_EXERCISE TASK_. Say how many lines of these entries include the word "xinh", and answer with the number alone.
[START OF RECORD LIST]
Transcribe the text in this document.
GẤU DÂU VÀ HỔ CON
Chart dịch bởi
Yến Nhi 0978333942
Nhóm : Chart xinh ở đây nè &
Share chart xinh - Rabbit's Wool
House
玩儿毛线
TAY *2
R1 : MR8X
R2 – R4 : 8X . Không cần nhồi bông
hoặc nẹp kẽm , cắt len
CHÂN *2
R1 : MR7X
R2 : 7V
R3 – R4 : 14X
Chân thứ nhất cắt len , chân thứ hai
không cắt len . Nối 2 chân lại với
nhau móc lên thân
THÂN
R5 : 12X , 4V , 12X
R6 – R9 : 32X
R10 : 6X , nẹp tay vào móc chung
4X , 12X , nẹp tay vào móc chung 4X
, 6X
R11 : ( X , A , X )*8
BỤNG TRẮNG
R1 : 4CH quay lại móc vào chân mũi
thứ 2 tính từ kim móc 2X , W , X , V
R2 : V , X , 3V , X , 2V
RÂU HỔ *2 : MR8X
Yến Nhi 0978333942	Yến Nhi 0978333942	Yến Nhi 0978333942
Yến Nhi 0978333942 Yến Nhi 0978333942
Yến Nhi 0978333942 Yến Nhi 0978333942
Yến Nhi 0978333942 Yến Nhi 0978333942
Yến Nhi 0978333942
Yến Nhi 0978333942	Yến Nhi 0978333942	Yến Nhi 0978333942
[END OF RECORD LIST]
_EXERCISE ANSWER_. 2